> _Raw data_
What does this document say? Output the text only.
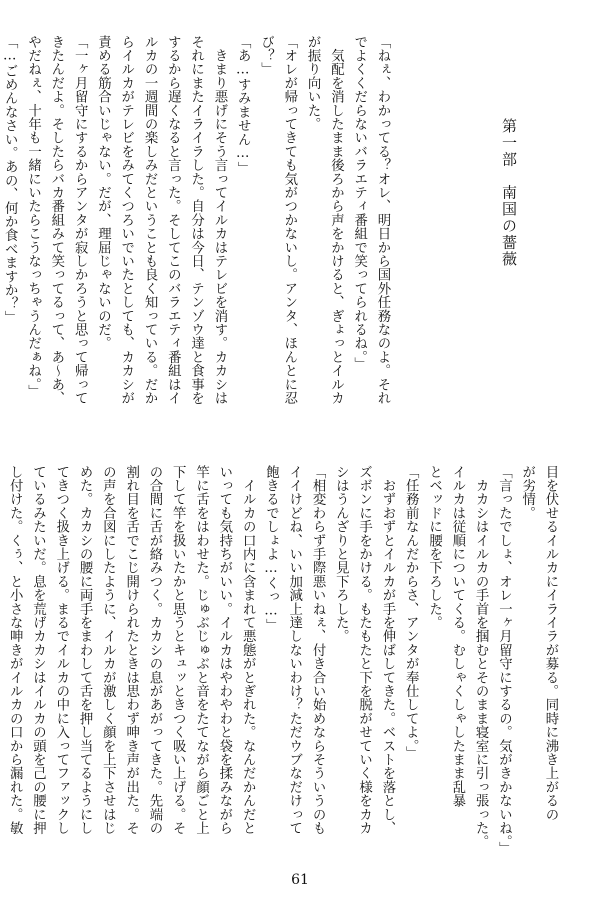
「ねぇ、わかってる？オレ、明日から国外任務なのよ。それ
でよくくだらないバラエティ番組で笑ってられるね。」
　気配を消したまま後ろから声をかけると、ぎょっとイルカ
が振り向いた。
「オレが帰ってきても気がつかないし。アンタ、ほんとに忍
び？」
「あ…すみません…」
　きまり悪げにそう言ってイルカはテレビを消す。カカシは
それにまたイライラした。自分は今日、テンゾウ達と食事を
するから遅くなると言った。そしてこのバラエティ番組はイ
ルカの一週間の楽しみだということも良く知っている。だか
らイルカがテレビをみてくつろいでいたとしても、カカシが
責める筋合いじゃない。だが、理屈じゃないのだ。
「一ヶ月留守にするからアンタが寂しかろうと思って帰って
きたんだよ。そしたらバカ番組みて笑ってるって、あ〜あ、
やだねぇ、十年も一緒にいたらこうなっちゃうんだぁね。」
「…ごめんなさい。あの、何か食べますか？」	第一部　南国の薔薇
目を伏せるイルカにイライラが募る。同時に沸き上がるの
が劣情。
「言ったでしょ、オレ一ヶ月留守にするの。気がきかないね。」
　カカシはイルカの手首を掴むとそのまま寝室に引っ張った。
イルカは従順についてくる。むしゃくしゃしたまま乱暴
とベッドに腰を下ろした。
「任務前なんだからさ、アンタが奉仕してよ。」
　おずおずとイルカが手を伸ばしてきた。ベストを落とし、
ズボンに手をかける。もたもたと下を脱がせていく様をカカ
シはうんざりと見下ろした。
「相変わらず手際悪いねぇ、付き合い始めならそういうのも
イイけどね、いい加減上達しないわけ？ただウブなだけって
飽きるでしょよ…くっ…」
　イルカの口内に含まれて悪態がとぎれた。なんだかんだと
いっても気持ちがいい。イルカはやわやわと袋を揉みながら
竿に舌をはわせた。じゅぶじゅぶと音をたてながら顔ごと上
下して竿を扱いたかと思うとキュッときつく吸い上げる。そ
の合間に舌が絡みつく。カカシの息があがってきた。先端の
割れ目を舌でこじ開けられたときは思わず呻き声が出た。そ
の声を合図にしたように、イルカが激しく顔を上下させはじ
めた。カカシの腰に両手をまわして舌を押し当てるようにし
てきつく扱き上げる。まるでイルカの中に入ってファックし
ているみたいだ。息を荒げカカシはイルカの頭を己の腰に押
し付けた。くぅ、と小さな呻きがイルカの口から漏れた。敏

61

> _Exercise directions_
Will you set down the records word for word while leaving out every picture?

> _Exercise output_
What does this document say? Output the text only.
「ねぇ、わかってる？オレ、明日から国外任務なのよ。それ
でよくくだらないバラエティ番組で笑ってられるね。」
　気配を消したまま後ろから声をかけると、ぎょっとイルカ
が振り向いた。
「オレが帰ってきても気がつかないし。アンタ、ほんとに忍
び？」
「あ…すみません…」
　きまり悪げにそう言ってイルカはテレビを消す。カカシは
それにまたイライラした。自分は今日、テンゾウ達と食事を
するから遅くなると言った。そしてこのバラエティ番組はイ
ルカの一週間の楽しみだということも良く知っている。だか
らイルカがテレビをみてくつろいでいたとしても、カカシが
責める筋合いじゃない。だが、理屈じゃないのだ。
「一ヶ月留守にするからアンタが寂しかろうと思って帰って
きたんだよ。そしたらバカ番組みて笑ってるって、あ〜あ、
やだねぇ、十年も一緒にいたらこうなっちゃうんだぁね。」
「…ごめんなさい。あの、何か食べますか？」	第一部　南国の薔薇
目を伏せるイルカにイライラが募る。同時に沸き上がるの
が劣情。
「言ったでしょ、オレ一ヶ月留守にするの。気がきかないね。」
　カカシはイルカの手首を掴むとそのまま寝室に引っ張った。
イルカは従順についてくる。むしゃくしゃしたまま乱暴
とベッドに腰を下ろした。
「任務前なんだからさ、アンタが奉仕してよ。」
　おずおずとイルカが手を伸ばしてきた。ベストを落とし、
ズボンに手をかける。もたもたと下を脱がせていく様をカカ
シはうんざりと見下ろした。
「相変わらず手際悪いねぇ、付き合い始めならそういうのも
イイけどね、いい加減上達しないわけ？ただウブなだけって
飽きるでしょよ…くっ…」
　イルカの口内に含まれて悪態がとぎれた。なんだかんだと
いっても気持ちがいい。イルカはやわやわと袋を揉みながら
竿に舌をはわせた。じゅぶじゅぶと音をたてながら顔ごと上
下して竿を扱いたかと思うとキュッときつく吸い上げる。そ
の合間に舌が絡みつく。カカシの息があがってきた。先端の
割れ目を舌でこじ開けられたときは思わず呻き声が出た。そ
の声を合図にしたように、イルカが激しく顔を上下させはじ
めた。カカシの腰に両手をまわして舌を押し当てるようにし
てきつく扱き上げる。まるでイルカの中に入ってファックし
ているみたいだ。息を荒げカカシはイルカの頭を己の腰に押
し付けた。くぅ、と小さな呻きがイルカの口から漏れた。敏

61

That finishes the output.